• [WRITTEN PROBLEM]:
Go through the material and write it all out exactly, minus the pictures.

• [TASK DATA]:
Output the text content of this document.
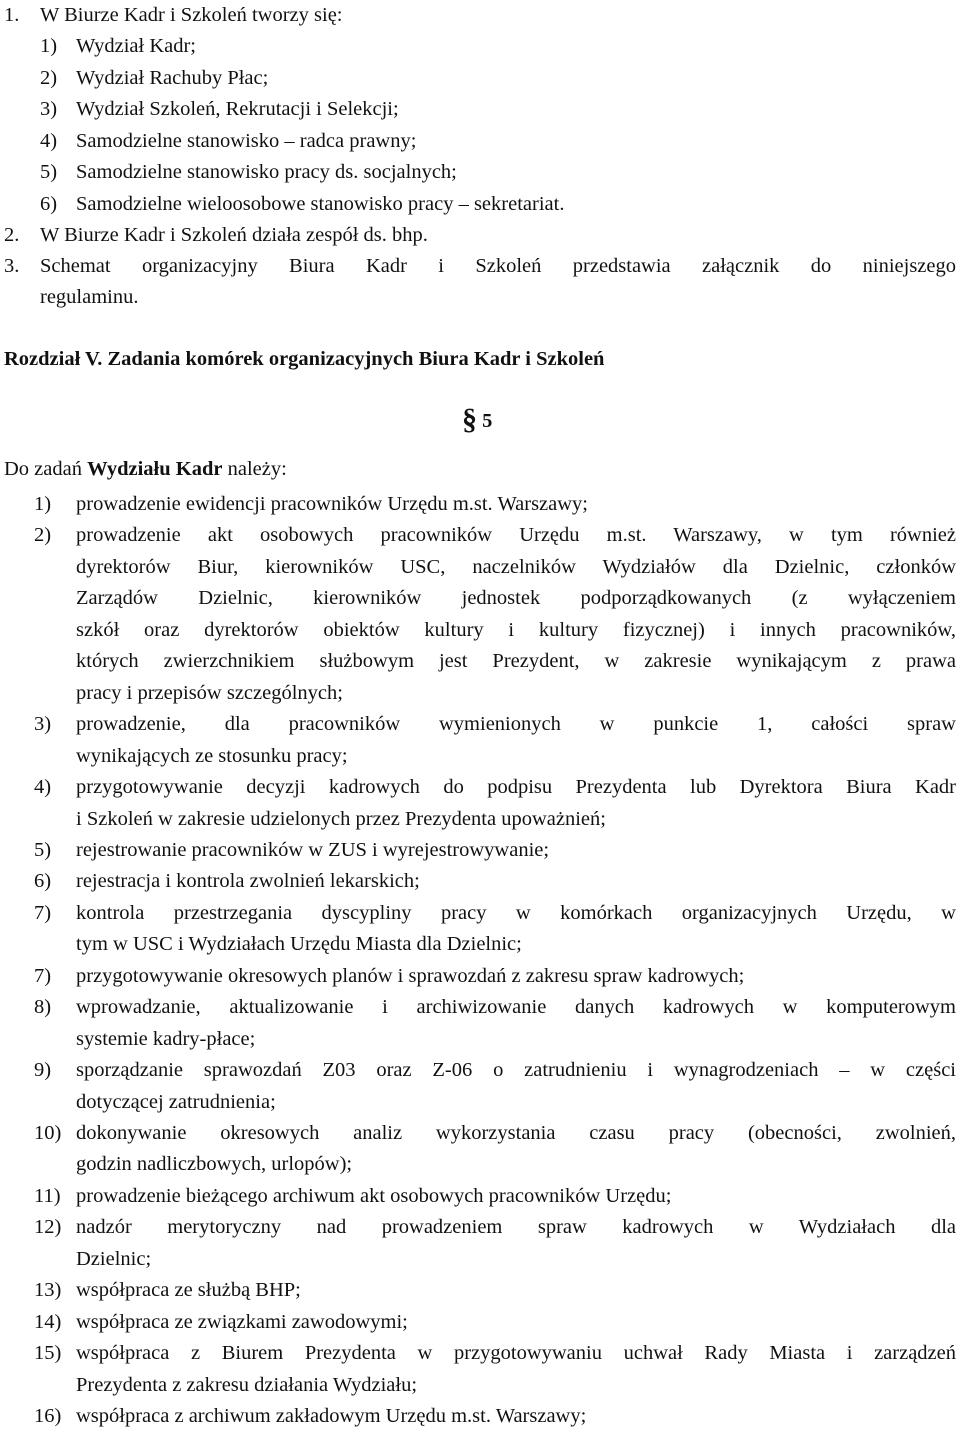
1. W Biurze Kadr i Szkoleń tworzy się:
1) Wydział Kadr;
2) Wydział Rachuby Płac;
3) Wydział Szkoleń, Rekrutacji i Selekcji;
4) Samodzielne stanowisko – radca prawny;
5) Samodzielne stanowisko pracy ds. socjalnych;
6) Samodzielne wieloosobowe stanowisko pracy – sekretariat.
2. W Biurze Kadr i Szkoleń działa zespół ds. bhp.
3. Schemat organizacyjny Biura Kadr i Szkoleń przedstawia załącznik do niniejszego
regulaminu.
Rozdział V. Zadania komórek organizacyjnych Biura Kadr i Szkoleń
§ 5
Do zadań Wydziału Kadr należy:
1) prowadzenie ewidencji pracowników Urzędu m.st. Warszawy;
2) prowadzenie akt osobowych pracowników Urzędu m.st. Warszawy, w tym również
dyrektorów Biur, kierowników USC, naczelników Wydziałów dla Dzielnic, członków
Zarządów Dzielnic, kierowników jednostek podporządkowanych (z wyłączeniem
szkół oraz dyrektorów obiektów kultury i kultury fizycznej) i innych pracowników,
których zwierzchnikiem służbowym jest Prezydent, w zakresie wynikającym z prawa
pracy i przepisów szczególnych;
3) prowadzenie, dla pracowników wymienionych w punkcie 1, całości spraw
wynikających ze stosunku pracy;
4) przygotowywanie decyzji kadrowych do podpisu Prezydenta lub Dyrektora Biura Kadr
i Szkoleń w zakresie udzielonych przez Prezydenta upoważnień;
5) rejestrowanie pracowników w ZUS i wyrejestrowywanie;
6) rejestracja i kontrola zwolnień lekarskich;
7) kontrola przestrzegania dyscypliny pracy w komórkach organizacyjnych Urzędu, w
tym w USC i Wydziałach Urzędu Miasta dla Dzielnic;
7) przygotowywanie okresowych planów i sprawozdań z zakresu spraw kadrowych;
8) wprowadzanie, aktualizowanie i archiwizowanie danych kadrowych w komputerowym
systemie kadry-płace;
9) sporządzanie sprawozdań Z03 oraz Z-06 o zatrudnieniu i wynagrodzeniach – w części
dotyczącej zatrudnienia;
10) dokonywanie okresowych analiz wykorzystania czasu pracy (obecności, zwolnień,
godzin nadliczbowych, urlopów);
11) prowadzenie bieżącego archiwum akt osobowych pracowników Urzędu;
12) nadzór merytoryczny nad prowadzeniem spraw kadrowych w Wydziałach dla
Dzielnic;
13) współpraca ze służbą BHP;
14) współpraca ze związkami zawodowymi;
15) współpraca z Biurem Prezydenta w przygotowywaniu uchwał Rady Miasta i zarządzeń
Prezydenta z zakresu działania Wydziału;
16) współpraca z archiwum zakładowym Urzędu m.st. Warszawy;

• [THE RESPONSE]:
Output the text content of this document.
1. W Biurze Kadr i Szkoleń tworzy się:
1) Wydział Kadr;
2) Wydział Rachuby Płac;
3) Wydział Szkoleń, Rekrutacji i Selekcji;
4) Samodzielne stanowisko – radca prawny;
5) Samodzielne stanowisko pracy ds. socjalnych;
6) Samodzielne wieloosobowe stanowisko pracy – sekretariat.
2. W Biurze Kadr i Szkoleń działa zespół ds. bhp.
3. Schemat organizacyjny Biura Kadr i Szkoleń przedstawia załącznik do niniejszego
regulaminu.
Rozdział V. Zadania komórek organizacyjnych Biura Kadr i Szkoleń
§ 5
Do zadań Wydziału Kadr należy:
1) prowadzenie ewidencji pracowników Urzędu m.st. Warszawy;
2) prowadzenie akt osobowych pracowników Urzędu m.st. Warszawy, w tym również
dyrektorów Biur, kierowników USC, naczelników Wydziałów dla Dzielnic, członków
Zarządów Dzielnic, kierowników jednostek podporządkowanych (z wyłączeniem
szkół oraz dyrektorów obiektów kultury i kultury fizycznej) i innych pracowników,
których zwierzchnikiem służbowym jest Prezydent, w zakresie wynikającym z prawa
pracy i przepisów szczególnych;
3) prowadzenie, dla pracowników wymienionych w punkcie 1, całości spraw
wynikających ze stosunku pracy;
4) przygotowywanie decyzji kadrowych do podpisu Prezydenta lub Dyrektora Biura Kadr
i Szkoleń w zakresie udzielonych przez Prezydenta upoważnień;
5) rejestrowanie pracowników w ZUS i wyrejestrowywanie;
6) rejestracja i kontrola zwolnień lekarskich;
7) kontrola przestrzegania dyscypliny pracy w komórkach organizacyjnych Urzędu, w
tym w USC i Wydziałach Urzędu Miasta dla Dzielnic;
7) przygotowywanie okresowych planów i sprawozdań z zakresu spraw kadrowych;
8) wprowadzanie, aktualizowanie i archiwizowanie danych kadrowych w komputerowym
systemie kadry-płace;
9) sporządzanie sprawozdań Z03 oraz Z-06 o zatrudnieniu i wynagrodzeniach – w części
dotyczącej zatrudnienia;
10) dokonywanie okresowych analiz wykorzystania czasu pracy (obecności, zwolnień,
godzin nadliczbowych, urlopów);
11) prowadzenie bieżącego archiwum akt osobowych pracowników Urzędu;
12) nadzór merytoryczny nad prowadzeniem spraw kadrowych w Wydziałach dla
Dzielnic;
13) współpraca ze służbą BHP;
14) współpraca ze związkami zawodowymi;
15) współpraca z Biurem Prezydenta w przygotowywaniu uchwał Rady Miasta i zarządzeń
Prezydenta z zakresu działania Wydziału;
16) współpraca z archiwum zakładowym Urzędu m.st. Warszawy;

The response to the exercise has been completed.